Data excerpts
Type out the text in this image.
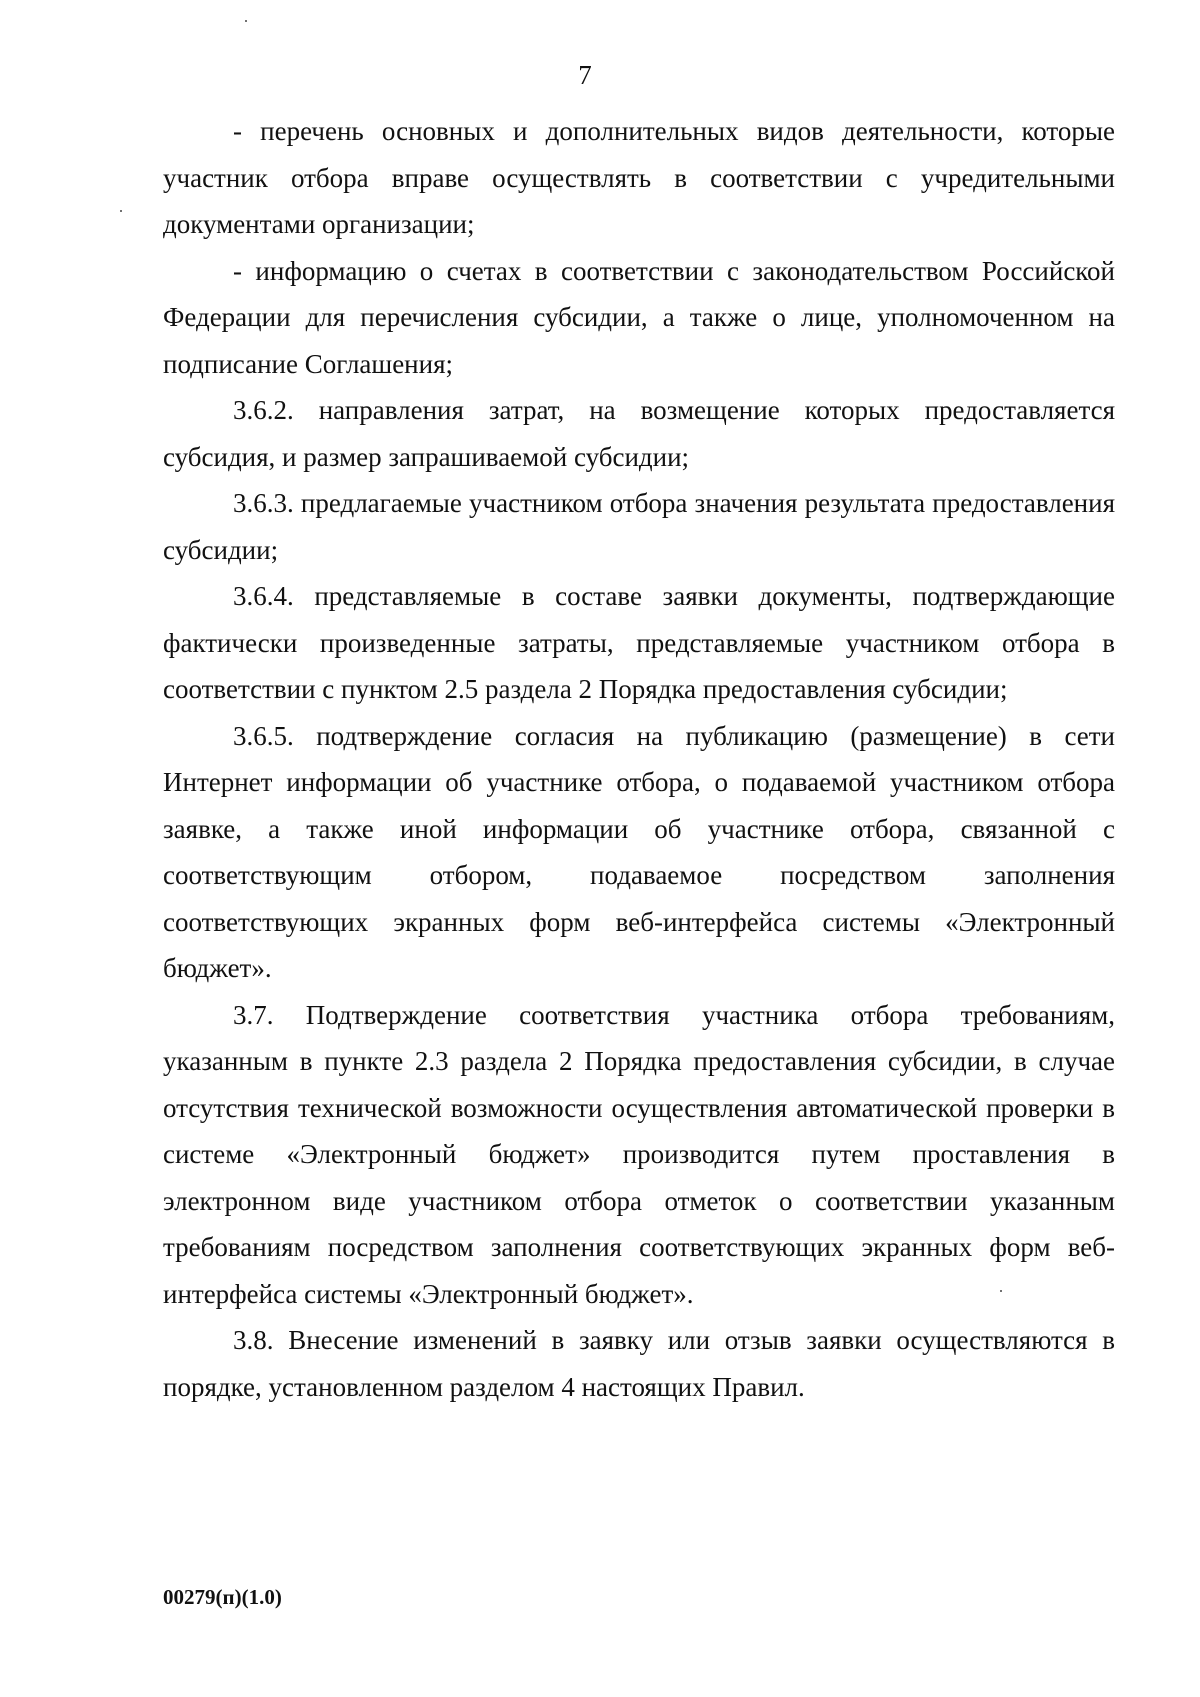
7

- перечень основных и дополнительных видов деятельности, которые участник отбора вправе осуществлять в соответствии с учредительными документами организации;

- информацию о счетах в соответствии с законодательством Российской Федерации для перечисления субсидии, а также о лице, уполномоченном на подписание Соглашения;

3.6.2. направления затрат, на возмещение которых предоставляется субсидия, и размер запрашиваемой субсидии;

3.6.3. предлагаемые участником отбора значения результата предоставления субсидии;

3.6.4. представляемые в составе заявки документы, подтверждающие фактически произведенные затраты, представляемые участником отбора в соответствии с пунктом 2.5 раздела 2 Порядка предоставления субсидии;

3.6.5. подтверждение согласия на публикацию (размещение) в сети Интернет информации об участнике отбора, о подаваемой участником отбора заявке, а также иной информации об участнике отбора, связанной с соответствующим отбором, подаваемое посредством заполнения соответствующих экранных форм веб-интерфейса системы «Электронный бюджет».

3.7. Подтверждение соответствия участника отбора требованиям, указанным в пункте 2.3 раздела 2 Порядка предоставления субсидии, в случае отсутствия технической возможности осуществления автоматической проверки в системе «Электронный бюджет» производится путем проставления в электронном виде участником отбора отметок о соответствии указанным требованиям посредством заполнения соответствующих экранных форм веб-интерфейса системы «Электронный бюджет».

3.8. Внесение изменений в заявку или отзыв заявки осуществляются в порядке, установленном разделом 4 настоящих Правил.

00279(п)(1.0)
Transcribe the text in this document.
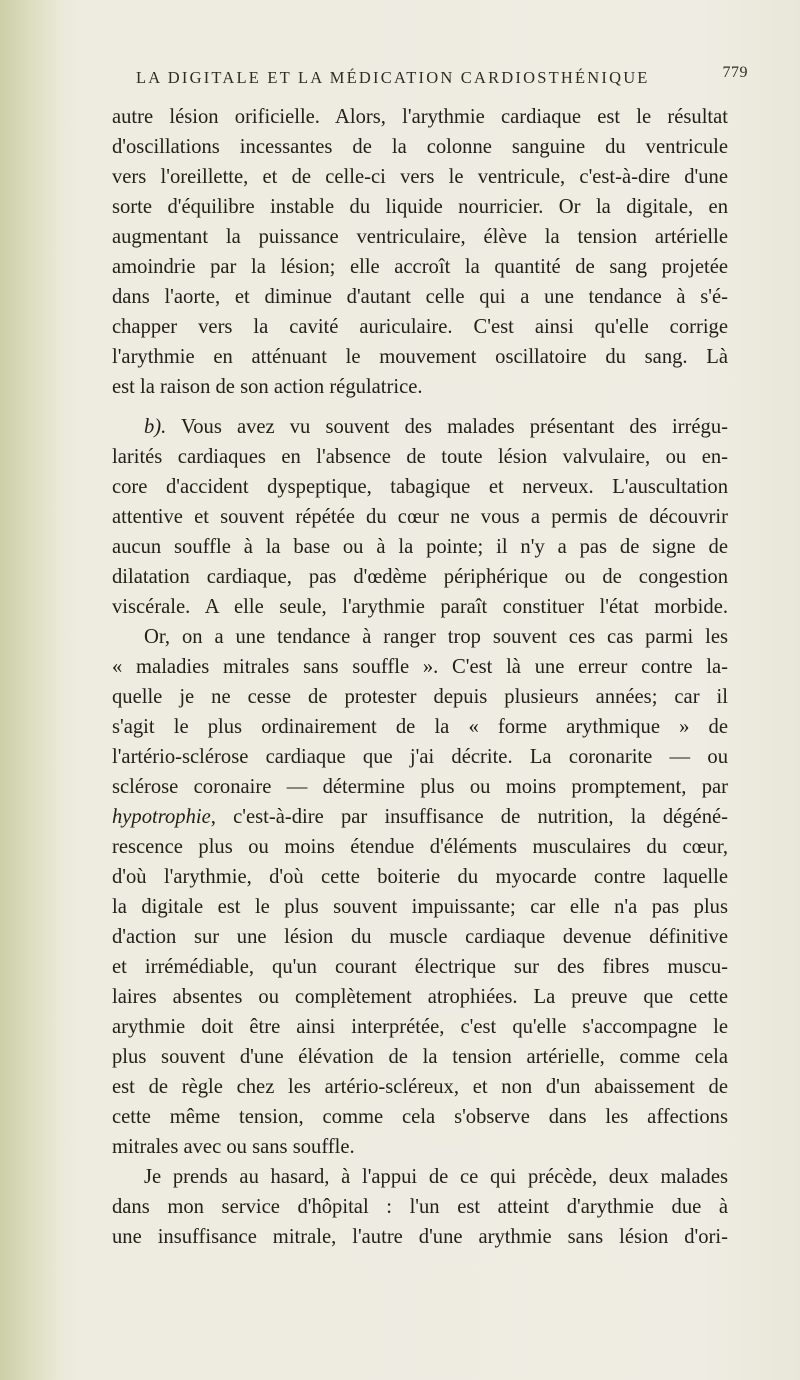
LA DIGITALE ET LA MÉDICATION CARDIOSTHÉNIQUE	779
autre lésion orificielle. Alors, l'arythmie cardiaque est le résultat
d'oscillations incessantes de la colonne sanguine du ventricule
vers l'oreillette, et de celle-ci vers le ventricule, c'est-à-dire d'une
sorte d'équilibre instable du liquide nourricier. Or la digitale, en
augmentant la puissance ventriculaire, élève la tension artérielle
amoindrie par la lésion; elle accroît la quantité de sang projetée
dans l'aorte, et diminue d'autant celle qui a une tendance à s'é-
chapper vers la cavité auriculaire. C'est ainsi qu'elle corrige
l'arythmie en atténuant le mouvement oscillatoire du sang. Là
est la raison de son action régulatrice.
b). Vous avez vu souvent des malades présentant des irrégu-
larités cardiaques en l'absence de toute lésion valvulaire, ou en-
core d'accident dyspeptique, tabagique et nerveux. L'auscultation
attentive et souvent répétée du cœur ne vous a permis de découvrir
aucun souffle à la base ou à la pointe; il n'y a pas de signe de
dilatation cardiaque, pas d'œdème périphérique ou de congestion
viscérale. A elle seule, l'arythmie paraît constituer l'état morbide.
Or, on a une tendance à ranger trop souvent ces cas parmi les
« maladies mitrales sans souffle ». C'est là une erreur contre la-
quelle je ne cesse de protester depuis plusieurs années; car il
s'agit le plus ordinairement de la « forme arythmique » de
l'artério-sclérose cardiaque que j'ai décrite. La coronarite — ou
sclérose coronaire — détermine plus ou moins promptement, par
hypotrophie, c'est-à-dire par insuffisance de nutrition, la dégéné-
rescence plus ou moins étendue d'éléments musculaires du cœur,
d'où l'arythmie, d'où cette boiterie du myocarde contre laquelle
la digitale est le plus souvent impuissante; car elle n'a pas plus
d'action sur une lésion du muscle cardiaque devenue définitive
et irrémédiable, qu'un courant électrique sur des fibres muscu-
laires absentes ou complètement atrophiées. La preuve que cette
arythmie doit être ainsi interprétée, c'est qu'elle s'accompagne le
plus souvent d'une élévation de la tension artérielle, comme cela
est de règle chez les artério-scléreux, et non d'un abaissement de
cette même tension, comme cela s'observe dans les affections
mitrales avec ou sans souffle.
Je prends au hasard, à l'appui de ce qui précède, deux malades
dans mon service d'hôpital : l'un est atteint d'arythmie due à
une insuffisance mitrale, l'autre d'une arythmie sans lésion d'ori-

# [EXERCISE]
Give the material again exactly as it is, but keep the pictures out.

# [PROBLEM SOLUTION]
Type out the text in this image.
7

- перечень основных и дополнительных видов деятельности, которые участник отбора вправе осуществлять в соответствии с учредительными документами организации;

- информацию о счетах в соответствии с законодательством Российской Федерации для перечисления субсидии, а также о лице, уполномоченном на подписание Соглашения;

3.6.2. направления затрат, на возмещение которых предоставляется субсидия, и размер запрашиваемой субсидии;

3.6.3. предлагаемые участником отбора значения результата предоставления субсидии;

3.6.4. представляемые в составе заявки документы, подтверждающие фактически произведенные затраты, представляемые участником отбора в соответствии с пунктом 2.5 раздела 2 Порядка предоставления субсидии;

3.6.5. подтверждение согласия на публикацию (размещение) в сети Интернет информации об участнике отбора, о подаваемой участником отбора заявке, а также иной информации об участнике отбора, связанной с соответствующим отбором, подаваемое посредством заполнения соответствующих экранных форм веб-интерфейса системы «Электронный бюджет».

3.7. Подтверждение соответствия участника отбора требованиям, указанным в пункте 2.3 раздела 2 Порядка предоставления субсидии, в случае отсутствия технической возможности осуществления автоматической проверки в системе «Электронный бюджет» производится путем проставления в электронном виде участником отбора отметок о соответствии указанным требованиям посредством заполнения соответствующих экранных форм веб-интерфейса системы «Электронный бюджет».

3.8. Внесение изменений в заявку или отзыв заявки осуществляются в порядке, установленном разделом 4 настоящих Правил.

00279(п)(1.0)
Transcribe the text in this document.
LA DIGITALE ET LA MÉDICATION CARDIOSTHÉNIQUE	779
autre lésion orificielle. Alors, l'arythmie cardiaque est le résultat
d'oscillations incessantes de la colonne sanguine du ventricule
vers l'oreillette, et de celle-ci vers le ventricule, c'est-à-dire d'une
sorte d'équilibre instable du liquide nourricier. Or la digitale, en
augmentant la puissance ventriculaire, élève la tension artérielle
amoindrie par la lésion; elle accroît la quantité de sang projetée
dans l'aorte, et diminue d'autant celle qui a une tendance à s'é-
chapper vers la cavité auriculaire. C'est ainsi qu'elle corrige
l'arythmie en atténuant le mouvement oscillatoire du sang. Là
est la raison de son action régulatrice.
b). Vous avez vu souvent des malades présentant des irrégu-
larités cardiaques en l'absence de toute lésion valvulaire, ou en-
core d'accident dyspeptique, tabagique et nerveux. L'auscultation
attentive et souvent répétée du cœur ne vous a permis de découvrir
aucun souffle à la base ou à la pointe; il n'y a pas de signe de
dilatation cardiaque, pas d'œdème périphérique ou de congestion
viscérale. A elle seule, l'arythmie paraît constituer l'état morbide.
Or, on a une tendance à ranger trop souvent ces cas parmi les
« maladies mitrales sans souffle ». C'est là une erreur contre la-
quelle je ne cesse de protester depuis plusieurs années; car il
s'agit le plus ordinairement de la « forme arythmique » de
l'artério-sclérose cardiaque que j'ai décrite. La coronarite — ou
sclérose coronaire — détermine plus ou moins promptement, par
hypotrophie, c'est-à-dire par insuffisance de nutrition, la dégéné-
rescence plus ou moins étendue d'éléments musculaires du cœur,
d'où l'arythmie, d'où cette boiterie du myocarde contre laquelle
la digitale est le plus souvent impuissante; car elle n'a pas plus
d'action sur une lésion du muscle cardiaque devenue définitive
et irrémédiable, qu'un courant électrique sur des fibres muscu-
laires absentes ou complètement atrophiées. La preuve que cette
arythmie doit être ainsi interprétée, c'est qu'elle s'accompagne le
plus souvent d'une élévation de la tension artérielle, comme cela
est de règle chez les artério-scléreux, et non d'un abaissement de
cette même tension, comme cela s'observe dans les affections
mitrales avec ou sans souffle.
Je prends au hasard, à l'appui de ce qui précède, deux malades
dans mon service d'hôpital : l'un est atteint d'arythmie due à
une insuffisance mitrale, l'autre d'une arythmie sans lésion d'ori-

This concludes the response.